• WHAT THE TASK ASKS: Extract the lines that carry the string "Mean" from the listing.
—————
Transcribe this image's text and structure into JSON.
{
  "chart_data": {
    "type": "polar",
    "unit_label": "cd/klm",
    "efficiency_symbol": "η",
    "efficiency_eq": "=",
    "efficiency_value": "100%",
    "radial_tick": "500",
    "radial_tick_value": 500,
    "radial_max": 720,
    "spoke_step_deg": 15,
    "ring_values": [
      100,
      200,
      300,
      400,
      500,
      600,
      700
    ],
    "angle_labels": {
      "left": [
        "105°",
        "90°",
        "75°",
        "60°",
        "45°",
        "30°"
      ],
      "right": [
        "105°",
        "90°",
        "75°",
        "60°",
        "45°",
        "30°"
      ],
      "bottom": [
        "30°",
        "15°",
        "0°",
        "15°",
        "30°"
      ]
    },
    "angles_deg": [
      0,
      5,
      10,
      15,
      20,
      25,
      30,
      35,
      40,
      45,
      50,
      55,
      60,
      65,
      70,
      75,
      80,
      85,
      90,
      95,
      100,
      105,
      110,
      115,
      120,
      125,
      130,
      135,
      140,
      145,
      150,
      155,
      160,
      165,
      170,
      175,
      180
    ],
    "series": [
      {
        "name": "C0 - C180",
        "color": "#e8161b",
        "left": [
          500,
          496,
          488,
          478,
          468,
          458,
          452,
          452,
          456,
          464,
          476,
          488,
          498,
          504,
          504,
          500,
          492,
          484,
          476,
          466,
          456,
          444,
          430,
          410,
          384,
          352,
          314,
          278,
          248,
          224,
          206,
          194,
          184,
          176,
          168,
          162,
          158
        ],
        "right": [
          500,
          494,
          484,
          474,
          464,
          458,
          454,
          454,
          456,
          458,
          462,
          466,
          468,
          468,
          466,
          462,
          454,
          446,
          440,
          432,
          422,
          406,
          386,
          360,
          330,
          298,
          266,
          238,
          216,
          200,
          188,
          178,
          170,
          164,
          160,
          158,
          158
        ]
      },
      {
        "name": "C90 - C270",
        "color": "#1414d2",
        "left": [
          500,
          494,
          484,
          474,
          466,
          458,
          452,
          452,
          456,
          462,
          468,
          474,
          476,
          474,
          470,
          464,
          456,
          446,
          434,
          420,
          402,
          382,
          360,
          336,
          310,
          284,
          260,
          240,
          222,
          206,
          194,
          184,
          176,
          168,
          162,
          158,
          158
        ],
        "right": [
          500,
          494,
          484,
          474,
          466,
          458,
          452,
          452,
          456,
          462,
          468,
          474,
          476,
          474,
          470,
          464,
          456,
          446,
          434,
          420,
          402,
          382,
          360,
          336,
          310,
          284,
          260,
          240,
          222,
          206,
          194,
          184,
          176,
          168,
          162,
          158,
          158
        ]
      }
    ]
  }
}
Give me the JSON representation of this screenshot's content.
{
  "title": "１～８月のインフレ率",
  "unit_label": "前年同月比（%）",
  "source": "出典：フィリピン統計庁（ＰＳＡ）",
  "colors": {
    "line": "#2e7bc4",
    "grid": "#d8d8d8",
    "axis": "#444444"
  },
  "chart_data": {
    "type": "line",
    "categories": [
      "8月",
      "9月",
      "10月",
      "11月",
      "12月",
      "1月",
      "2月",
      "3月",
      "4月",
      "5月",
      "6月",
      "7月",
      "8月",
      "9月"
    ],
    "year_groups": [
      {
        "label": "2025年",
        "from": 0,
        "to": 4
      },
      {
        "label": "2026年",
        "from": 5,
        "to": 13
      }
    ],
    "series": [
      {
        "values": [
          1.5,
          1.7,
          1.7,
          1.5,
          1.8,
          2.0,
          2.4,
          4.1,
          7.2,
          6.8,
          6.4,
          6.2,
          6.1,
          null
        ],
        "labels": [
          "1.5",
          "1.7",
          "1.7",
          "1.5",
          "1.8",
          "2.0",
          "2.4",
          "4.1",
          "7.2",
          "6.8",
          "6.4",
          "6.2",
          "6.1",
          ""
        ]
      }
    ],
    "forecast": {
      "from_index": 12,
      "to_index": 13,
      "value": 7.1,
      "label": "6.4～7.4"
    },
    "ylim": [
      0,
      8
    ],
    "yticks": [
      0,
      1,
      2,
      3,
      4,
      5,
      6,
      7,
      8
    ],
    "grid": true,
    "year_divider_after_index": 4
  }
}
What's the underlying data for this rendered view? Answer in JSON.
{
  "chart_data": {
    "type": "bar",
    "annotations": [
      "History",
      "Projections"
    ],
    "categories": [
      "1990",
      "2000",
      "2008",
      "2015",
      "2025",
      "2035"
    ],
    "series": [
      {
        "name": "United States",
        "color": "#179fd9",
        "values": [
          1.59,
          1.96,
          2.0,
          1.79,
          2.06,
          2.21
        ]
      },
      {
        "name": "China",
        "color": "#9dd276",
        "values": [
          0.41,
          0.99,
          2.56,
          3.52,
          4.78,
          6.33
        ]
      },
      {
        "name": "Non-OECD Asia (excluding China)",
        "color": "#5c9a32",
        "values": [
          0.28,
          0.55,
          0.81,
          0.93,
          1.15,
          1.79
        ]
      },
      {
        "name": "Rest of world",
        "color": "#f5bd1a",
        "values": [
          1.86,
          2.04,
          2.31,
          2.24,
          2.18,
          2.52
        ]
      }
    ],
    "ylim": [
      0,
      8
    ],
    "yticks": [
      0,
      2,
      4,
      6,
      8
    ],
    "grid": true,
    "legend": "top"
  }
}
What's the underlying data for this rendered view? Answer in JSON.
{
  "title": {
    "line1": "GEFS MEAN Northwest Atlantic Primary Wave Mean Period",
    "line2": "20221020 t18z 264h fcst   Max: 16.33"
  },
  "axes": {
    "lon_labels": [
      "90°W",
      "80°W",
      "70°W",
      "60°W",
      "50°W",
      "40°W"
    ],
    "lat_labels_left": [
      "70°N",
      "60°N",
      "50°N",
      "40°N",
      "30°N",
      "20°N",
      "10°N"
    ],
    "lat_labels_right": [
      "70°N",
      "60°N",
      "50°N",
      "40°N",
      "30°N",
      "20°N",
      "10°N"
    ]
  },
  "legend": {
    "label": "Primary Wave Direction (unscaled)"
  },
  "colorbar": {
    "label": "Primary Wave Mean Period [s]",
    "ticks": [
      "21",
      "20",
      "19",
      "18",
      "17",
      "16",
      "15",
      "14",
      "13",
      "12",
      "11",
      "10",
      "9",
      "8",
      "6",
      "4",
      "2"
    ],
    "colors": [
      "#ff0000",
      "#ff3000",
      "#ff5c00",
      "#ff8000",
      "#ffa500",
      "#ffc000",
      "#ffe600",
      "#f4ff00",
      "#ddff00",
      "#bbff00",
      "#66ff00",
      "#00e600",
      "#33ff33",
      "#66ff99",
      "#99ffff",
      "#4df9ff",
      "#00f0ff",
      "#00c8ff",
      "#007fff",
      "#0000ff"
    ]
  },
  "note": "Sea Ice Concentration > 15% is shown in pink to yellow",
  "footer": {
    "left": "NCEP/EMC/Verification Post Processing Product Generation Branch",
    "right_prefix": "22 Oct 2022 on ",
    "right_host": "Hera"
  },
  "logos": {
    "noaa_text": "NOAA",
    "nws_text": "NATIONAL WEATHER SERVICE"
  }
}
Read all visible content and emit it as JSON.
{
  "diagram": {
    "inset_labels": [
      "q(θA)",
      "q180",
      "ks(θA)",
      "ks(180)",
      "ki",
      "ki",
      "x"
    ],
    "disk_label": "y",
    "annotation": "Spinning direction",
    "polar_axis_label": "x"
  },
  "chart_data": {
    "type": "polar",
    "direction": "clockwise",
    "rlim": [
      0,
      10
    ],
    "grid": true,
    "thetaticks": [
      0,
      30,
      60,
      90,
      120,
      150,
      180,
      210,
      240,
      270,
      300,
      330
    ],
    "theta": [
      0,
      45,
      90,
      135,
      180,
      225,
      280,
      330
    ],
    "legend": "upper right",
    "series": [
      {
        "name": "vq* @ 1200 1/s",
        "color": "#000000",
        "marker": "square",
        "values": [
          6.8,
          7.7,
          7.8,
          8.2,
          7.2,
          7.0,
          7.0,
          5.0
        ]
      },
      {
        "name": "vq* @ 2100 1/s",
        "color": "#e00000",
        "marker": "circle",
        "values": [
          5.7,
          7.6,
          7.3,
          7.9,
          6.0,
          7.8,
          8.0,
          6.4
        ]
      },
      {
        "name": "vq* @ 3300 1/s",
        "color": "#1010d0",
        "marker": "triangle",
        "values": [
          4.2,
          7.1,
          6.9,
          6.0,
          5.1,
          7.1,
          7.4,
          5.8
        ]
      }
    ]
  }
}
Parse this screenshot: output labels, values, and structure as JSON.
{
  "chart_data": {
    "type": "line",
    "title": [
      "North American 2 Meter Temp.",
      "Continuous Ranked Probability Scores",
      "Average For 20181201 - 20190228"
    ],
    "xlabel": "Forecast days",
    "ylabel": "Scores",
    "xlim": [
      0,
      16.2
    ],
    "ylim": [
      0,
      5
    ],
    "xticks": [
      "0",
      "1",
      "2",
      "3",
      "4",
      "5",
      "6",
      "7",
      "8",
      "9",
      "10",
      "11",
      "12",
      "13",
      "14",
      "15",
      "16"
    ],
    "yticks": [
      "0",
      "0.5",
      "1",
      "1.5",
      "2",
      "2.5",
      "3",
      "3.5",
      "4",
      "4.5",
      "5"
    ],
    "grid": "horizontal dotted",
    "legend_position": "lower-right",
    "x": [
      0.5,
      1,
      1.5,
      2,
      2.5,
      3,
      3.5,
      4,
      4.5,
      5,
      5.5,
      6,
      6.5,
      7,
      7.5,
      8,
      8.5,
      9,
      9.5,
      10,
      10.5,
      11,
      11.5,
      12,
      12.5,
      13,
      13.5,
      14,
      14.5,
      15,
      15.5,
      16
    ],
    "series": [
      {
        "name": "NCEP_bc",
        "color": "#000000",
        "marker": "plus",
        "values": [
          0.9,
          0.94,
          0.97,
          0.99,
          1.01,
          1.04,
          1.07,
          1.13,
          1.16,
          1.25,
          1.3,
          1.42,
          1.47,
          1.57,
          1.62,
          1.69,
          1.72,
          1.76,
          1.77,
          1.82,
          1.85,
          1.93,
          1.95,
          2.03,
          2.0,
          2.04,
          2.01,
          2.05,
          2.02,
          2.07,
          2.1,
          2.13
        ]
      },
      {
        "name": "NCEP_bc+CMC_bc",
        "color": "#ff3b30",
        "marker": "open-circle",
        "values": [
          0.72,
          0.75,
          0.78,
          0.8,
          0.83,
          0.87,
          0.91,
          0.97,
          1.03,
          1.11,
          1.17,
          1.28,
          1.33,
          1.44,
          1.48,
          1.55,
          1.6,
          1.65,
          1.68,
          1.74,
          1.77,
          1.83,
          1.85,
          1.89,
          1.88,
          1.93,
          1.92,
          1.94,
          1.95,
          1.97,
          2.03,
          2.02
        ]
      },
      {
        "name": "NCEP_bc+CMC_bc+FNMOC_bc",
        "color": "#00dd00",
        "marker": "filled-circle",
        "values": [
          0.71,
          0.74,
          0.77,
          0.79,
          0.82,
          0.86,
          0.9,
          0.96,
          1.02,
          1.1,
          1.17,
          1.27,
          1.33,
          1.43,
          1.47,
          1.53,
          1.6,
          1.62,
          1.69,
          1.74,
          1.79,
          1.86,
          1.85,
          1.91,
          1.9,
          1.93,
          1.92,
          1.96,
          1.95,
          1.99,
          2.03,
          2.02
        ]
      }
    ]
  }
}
—————
• ANSWER TO THIS PROBLEM:
    "line1": "GEFS MEAN Northwest Atlantic Primary Wave Mean Period",
    "label": "Primary Wave Mean Period [s]",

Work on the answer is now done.